Within the records below, find each line that holds the string "Here", then copy it.

(Stored data)
---+---
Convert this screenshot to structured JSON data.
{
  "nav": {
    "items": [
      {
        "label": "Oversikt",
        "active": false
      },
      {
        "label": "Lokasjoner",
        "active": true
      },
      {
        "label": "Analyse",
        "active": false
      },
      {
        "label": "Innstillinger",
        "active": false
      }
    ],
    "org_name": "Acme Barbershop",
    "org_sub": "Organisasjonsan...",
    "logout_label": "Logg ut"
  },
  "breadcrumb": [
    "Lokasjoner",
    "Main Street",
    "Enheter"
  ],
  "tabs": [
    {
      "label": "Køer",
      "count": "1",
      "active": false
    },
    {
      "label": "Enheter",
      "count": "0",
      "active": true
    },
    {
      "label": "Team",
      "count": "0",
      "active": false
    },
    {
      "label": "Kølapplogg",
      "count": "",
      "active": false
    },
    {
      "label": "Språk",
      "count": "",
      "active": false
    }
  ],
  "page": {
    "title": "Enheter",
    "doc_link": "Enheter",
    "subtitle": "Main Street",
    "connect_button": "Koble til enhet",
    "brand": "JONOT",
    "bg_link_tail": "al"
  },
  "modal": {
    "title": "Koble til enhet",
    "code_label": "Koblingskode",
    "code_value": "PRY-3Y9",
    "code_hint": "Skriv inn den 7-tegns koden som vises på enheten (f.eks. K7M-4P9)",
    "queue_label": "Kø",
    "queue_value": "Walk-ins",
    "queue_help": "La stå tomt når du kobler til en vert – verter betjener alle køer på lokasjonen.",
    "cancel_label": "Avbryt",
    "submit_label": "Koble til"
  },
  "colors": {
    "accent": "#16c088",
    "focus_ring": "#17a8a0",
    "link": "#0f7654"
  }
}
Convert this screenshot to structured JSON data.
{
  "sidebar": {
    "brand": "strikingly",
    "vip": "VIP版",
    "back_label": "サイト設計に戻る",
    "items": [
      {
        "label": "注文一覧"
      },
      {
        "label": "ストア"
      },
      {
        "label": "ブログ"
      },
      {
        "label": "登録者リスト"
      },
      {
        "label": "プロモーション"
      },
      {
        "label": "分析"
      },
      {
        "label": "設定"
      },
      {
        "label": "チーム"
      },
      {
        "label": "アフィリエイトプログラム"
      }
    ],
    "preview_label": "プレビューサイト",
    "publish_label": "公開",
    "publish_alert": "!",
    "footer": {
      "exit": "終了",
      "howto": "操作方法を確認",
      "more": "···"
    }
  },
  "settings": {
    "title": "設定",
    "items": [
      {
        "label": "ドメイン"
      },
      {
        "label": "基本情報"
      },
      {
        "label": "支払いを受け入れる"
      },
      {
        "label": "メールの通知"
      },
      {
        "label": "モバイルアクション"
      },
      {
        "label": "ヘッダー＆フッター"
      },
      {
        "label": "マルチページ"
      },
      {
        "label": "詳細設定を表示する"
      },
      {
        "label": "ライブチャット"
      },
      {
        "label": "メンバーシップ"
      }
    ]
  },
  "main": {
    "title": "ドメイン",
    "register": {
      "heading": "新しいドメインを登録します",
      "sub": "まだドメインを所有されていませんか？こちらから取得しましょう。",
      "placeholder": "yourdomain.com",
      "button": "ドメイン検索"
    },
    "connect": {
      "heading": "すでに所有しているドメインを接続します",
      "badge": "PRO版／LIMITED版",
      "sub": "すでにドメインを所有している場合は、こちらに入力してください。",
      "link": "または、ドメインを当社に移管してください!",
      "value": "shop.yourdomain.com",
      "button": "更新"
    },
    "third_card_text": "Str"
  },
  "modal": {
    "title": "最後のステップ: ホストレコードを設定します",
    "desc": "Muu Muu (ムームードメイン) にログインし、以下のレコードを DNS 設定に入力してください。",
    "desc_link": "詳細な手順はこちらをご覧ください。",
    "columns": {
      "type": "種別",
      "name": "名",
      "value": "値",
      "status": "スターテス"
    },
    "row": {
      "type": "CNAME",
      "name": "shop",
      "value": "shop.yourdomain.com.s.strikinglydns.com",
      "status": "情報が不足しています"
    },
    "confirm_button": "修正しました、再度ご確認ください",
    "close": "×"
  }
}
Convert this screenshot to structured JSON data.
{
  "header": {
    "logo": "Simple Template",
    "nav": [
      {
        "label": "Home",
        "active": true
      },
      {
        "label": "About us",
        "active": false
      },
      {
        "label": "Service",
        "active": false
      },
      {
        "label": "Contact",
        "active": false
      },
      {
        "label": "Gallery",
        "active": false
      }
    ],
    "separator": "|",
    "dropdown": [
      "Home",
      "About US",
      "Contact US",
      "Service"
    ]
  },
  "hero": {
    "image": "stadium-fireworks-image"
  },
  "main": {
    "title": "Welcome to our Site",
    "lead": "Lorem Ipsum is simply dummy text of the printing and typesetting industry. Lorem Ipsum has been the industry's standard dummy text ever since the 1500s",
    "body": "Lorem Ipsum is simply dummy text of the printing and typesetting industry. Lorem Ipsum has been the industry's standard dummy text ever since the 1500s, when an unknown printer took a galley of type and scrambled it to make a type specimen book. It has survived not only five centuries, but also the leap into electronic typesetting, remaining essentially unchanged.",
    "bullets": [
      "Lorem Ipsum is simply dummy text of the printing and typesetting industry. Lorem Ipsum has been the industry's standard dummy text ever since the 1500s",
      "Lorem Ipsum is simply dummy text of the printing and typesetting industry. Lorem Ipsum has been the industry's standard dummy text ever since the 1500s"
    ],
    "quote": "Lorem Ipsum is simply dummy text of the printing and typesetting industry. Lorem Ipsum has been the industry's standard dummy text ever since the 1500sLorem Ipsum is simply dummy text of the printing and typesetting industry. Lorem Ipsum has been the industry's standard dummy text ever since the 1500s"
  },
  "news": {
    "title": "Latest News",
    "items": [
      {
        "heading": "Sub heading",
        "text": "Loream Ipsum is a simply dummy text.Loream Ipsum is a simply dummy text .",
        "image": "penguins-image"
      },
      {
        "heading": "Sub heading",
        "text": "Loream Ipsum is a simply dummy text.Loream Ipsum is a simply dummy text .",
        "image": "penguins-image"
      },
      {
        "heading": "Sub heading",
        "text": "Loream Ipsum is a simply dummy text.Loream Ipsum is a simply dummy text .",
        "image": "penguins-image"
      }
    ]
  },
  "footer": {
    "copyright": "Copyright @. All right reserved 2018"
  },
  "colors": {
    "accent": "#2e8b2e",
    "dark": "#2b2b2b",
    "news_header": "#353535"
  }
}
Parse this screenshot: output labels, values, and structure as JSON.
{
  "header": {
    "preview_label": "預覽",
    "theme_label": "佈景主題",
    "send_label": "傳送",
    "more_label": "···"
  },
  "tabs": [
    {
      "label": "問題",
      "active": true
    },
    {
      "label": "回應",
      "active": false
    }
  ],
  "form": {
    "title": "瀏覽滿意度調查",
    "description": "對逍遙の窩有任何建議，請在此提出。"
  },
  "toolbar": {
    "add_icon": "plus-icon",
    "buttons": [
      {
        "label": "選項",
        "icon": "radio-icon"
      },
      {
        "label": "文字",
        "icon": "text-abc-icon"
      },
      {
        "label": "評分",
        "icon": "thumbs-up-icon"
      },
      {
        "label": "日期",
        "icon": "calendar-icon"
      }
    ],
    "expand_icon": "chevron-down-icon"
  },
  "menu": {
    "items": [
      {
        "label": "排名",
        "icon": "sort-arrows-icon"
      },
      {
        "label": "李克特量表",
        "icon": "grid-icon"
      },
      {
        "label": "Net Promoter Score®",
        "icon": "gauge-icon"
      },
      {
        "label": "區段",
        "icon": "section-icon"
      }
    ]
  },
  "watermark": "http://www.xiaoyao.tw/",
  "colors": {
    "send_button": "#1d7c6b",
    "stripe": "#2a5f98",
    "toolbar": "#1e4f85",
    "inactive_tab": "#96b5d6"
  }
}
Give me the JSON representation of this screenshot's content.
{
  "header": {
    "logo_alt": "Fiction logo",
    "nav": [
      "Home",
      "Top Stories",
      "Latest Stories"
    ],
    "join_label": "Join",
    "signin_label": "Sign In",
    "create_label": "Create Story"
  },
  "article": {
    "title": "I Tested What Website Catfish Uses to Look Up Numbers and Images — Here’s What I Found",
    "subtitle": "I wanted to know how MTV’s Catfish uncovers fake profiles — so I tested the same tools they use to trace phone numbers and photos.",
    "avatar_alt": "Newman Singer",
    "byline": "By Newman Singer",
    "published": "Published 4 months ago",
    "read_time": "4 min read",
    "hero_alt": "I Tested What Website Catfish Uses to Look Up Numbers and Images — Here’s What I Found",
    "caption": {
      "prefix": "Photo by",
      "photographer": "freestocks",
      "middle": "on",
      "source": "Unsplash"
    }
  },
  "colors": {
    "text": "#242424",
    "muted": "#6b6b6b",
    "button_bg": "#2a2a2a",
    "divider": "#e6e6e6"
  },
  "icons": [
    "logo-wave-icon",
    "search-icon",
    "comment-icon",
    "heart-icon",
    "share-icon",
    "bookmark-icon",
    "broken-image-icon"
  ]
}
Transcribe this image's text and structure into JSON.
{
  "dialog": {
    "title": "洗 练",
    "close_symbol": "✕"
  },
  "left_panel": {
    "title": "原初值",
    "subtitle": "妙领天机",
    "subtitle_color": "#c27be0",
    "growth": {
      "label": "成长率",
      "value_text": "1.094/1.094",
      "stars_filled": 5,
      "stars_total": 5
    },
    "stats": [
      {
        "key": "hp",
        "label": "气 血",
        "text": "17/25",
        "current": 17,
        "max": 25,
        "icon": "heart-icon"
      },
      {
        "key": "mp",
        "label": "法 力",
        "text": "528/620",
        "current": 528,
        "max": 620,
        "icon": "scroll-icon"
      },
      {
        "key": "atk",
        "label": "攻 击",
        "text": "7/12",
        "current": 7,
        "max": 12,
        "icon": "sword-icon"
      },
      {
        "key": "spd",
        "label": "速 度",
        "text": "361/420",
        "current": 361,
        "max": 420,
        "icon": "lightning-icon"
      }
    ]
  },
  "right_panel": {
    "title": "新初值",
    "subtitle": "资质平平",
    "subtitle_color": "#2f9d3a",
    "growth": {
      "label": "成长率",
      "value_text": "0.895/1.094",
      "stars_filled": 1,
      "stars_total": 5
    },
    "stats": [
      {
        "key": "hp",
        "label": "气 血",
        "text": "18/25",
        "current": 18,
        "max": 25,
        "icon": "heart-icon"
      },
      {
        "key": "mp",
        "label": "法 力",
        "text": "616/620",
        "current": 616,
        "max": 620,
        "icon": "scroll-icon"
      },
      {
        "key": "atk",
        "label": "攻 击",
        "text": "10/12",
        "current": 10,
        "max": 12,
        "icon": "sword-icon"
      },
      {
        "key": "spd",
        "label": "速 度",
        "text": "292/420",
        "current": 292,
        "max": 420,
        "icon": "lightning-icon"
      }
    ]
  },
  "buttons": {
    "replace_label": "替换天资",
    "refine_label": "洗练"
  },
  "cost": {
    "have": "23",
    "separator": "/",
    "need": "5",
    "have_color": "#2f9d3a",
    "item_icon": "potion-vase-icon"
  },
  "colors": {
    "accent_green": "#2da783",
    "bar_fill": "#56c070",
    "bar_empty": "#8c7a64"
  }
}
---+---
## Task solution
    "title": "I Tested What Website Catfish Uses to Look Up Numbers and Images — Here’s What I Found",
    "hero_alt": "I Tested What Website Catfish Uses to Look Up Numbers and Images — Here’s What I Found",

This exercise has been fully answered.